THE PROBLEM => Check every line below for the word "data" and show those that hold it.

EXERCISE INPUT =>
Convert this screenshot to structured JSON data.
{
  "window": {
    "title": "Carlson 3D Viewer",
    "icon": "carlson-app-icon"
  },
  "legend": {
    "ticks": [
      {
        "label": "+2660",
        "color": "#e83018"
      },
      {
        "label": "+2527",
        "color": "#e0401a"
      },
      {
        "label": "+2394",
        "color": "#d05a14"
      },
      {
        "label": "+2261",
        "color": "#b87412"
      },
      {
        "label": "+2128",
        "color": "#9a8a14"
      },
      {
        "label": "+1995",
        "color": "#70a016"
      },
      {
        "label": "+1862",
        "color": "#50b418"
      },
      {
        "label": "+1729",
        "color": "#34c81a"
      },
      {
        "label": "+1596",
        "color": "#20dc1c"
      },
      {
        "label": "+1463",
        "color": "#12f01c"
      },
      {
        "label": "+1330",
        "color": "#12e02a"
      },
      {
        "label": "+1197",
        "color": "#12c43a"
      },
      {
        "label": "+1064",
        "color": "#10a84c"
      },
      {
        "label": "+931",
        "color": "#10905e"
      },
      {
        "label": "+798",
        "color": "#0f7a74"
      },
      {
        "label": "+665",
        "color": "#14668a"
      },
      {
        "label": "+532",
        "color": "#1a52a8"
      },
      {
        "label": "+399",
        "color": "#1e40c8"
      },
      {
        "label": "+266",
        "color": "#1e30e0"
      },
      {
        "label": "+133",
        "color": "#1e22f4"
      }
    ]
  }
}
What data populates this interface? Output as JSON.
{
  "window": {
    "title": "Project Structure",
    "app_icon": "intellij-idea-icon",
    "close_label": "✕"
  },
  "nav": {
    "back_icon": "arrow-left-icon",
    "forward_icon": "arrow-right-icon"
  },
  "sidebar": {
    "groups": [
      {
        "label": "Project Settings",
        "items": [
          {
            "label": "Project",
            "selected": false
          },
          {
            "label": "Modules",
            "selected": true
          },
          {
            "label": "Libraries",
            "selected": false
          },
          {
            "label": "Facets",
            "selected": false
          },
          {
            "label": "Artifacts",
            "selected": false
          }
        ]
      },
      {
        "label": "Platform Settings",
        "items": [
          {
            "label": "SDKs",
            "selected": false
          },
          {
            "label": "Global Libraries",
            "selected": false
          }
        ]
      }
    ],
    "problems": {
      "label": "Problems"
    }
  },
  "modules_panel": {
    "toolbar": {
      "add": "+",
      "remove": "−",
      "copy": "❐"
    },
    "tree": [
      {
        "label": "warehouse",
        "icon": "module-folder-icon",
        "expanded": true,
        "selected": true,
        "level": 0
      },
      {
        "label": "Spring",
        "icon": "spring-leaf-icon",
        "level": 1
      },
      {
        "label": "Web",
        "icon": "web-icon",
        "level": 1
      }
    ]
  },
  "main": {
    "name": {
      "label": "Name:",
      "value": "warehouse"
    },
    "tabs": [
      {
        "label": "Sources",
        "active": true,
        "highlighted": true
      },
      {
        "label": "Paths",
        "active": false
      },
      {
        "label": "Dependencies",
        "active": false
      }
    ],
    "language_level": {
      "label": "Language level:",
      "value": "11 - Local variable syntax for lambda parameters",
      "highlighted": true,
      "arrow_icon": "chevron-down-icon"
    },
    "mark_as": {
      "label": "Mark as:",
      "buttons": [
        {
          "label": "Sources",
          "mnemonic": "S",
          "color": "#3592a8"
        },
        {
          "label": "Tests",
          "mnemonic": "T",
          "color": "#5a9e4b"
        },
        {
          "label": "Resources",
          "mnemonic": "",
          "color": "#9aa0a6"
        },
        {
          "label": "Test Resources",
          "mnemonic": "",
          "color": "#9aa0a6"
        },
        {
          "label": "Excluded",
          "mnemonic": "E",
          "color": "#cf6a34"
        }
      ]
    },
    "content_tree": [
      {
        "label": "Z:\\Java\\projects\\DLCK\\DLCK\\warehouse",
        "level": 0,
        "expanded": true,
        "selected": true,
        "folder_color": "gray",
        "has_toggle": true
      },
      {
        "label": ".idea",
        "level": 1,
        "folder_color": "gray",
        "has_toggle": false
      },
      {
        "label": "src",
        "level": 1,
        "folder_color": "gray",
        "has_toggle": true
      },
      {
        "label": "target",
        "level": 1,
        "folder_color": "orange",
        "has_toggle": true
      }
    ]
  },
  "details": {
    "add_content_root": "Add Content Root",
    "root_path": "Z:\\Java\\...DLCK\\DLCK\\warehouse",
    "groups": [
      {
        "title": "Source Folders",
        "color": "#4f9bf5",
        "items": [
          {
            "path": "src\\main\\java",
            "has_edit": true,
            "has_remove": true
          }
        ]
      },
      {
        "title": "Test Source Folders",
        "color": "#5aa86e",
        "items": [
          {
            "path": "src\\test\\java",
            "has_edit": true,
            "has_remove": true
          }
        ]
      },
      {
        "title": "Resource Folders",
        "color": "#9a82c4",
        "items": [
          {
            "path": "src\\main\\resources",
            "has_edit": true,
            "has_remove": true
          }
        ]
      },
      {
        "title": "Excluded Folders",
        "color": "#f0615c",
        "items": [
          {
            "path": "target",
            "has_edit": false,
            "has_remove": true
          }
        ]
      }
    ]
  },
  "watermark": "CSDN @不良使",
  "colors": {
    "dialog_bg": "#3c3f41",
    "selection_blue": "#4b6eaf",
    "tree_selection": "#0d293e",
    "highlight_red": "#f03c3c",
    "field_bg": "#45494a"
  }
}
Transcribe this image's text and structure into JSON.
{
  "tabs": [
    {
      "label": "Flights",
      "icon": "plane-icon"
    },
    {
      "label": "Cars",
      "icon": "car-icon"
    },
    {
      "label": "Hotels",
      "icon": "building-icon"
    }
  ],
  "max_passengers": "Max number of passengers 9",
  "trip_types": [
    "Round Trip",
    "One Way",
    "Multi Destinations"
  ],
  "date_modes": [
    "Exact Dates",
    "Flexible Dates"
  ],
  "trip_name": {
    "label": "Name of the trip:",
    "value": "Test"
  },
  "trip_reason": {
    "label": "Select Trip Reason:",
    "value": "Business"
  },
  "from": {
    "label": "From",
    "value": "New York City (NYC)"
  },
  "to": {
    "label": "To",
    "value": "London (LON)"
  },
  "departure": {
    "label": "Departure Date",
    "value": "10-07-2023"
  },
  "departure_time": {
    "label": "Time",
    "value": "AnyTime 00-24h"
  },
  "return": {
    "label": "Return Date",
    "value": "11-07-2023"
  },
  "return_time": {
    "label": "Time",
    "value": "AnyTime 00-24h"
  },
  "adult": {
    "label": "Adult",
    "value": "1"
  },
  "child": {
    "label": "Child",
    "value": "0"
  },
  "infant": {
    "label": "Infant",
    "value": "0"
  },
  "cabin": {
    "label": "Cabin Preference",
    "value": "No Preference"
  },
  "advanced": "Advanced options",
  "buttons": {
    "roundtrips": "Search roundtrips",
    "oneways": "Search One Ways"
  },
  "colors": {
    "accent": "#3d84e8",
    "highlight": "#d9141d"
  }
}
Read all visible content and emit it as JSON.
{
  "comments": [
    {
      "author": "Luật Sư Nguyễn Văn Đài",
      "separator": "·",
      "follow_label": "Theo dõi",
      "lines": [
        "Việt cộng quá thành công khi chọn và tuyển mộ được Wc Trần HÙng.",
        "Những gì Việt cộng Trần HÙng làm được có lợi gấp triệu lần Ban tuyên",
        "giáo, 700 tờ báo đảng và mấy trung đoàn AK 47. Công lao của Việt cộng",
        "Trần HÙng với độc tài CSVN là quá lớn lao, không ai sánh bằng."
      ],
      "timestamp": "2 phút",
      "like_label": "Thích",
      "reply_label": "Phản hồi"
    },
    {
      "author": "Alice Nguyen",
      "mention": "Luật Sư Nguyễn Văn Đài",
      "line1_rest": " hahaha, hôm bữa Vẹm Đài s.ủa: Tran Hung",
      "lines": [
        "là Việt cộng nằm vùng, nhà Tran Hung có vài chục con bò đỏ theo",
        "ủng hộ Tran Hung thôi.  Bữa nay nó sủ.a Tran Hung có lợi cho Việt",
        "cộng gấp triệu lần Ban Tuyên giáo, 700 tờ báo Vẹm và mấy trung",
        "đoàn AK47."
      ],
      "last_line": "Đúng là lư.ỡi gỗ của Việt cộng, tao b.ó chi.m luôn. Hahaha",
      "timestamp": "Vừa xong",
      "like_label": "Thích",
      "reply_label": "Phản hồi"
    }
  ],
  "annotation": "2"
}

SOLUTION TO THIS PROBLEM =>
Convert this screenshot to structured JSON data.
What data populates this interface? Output as JSON.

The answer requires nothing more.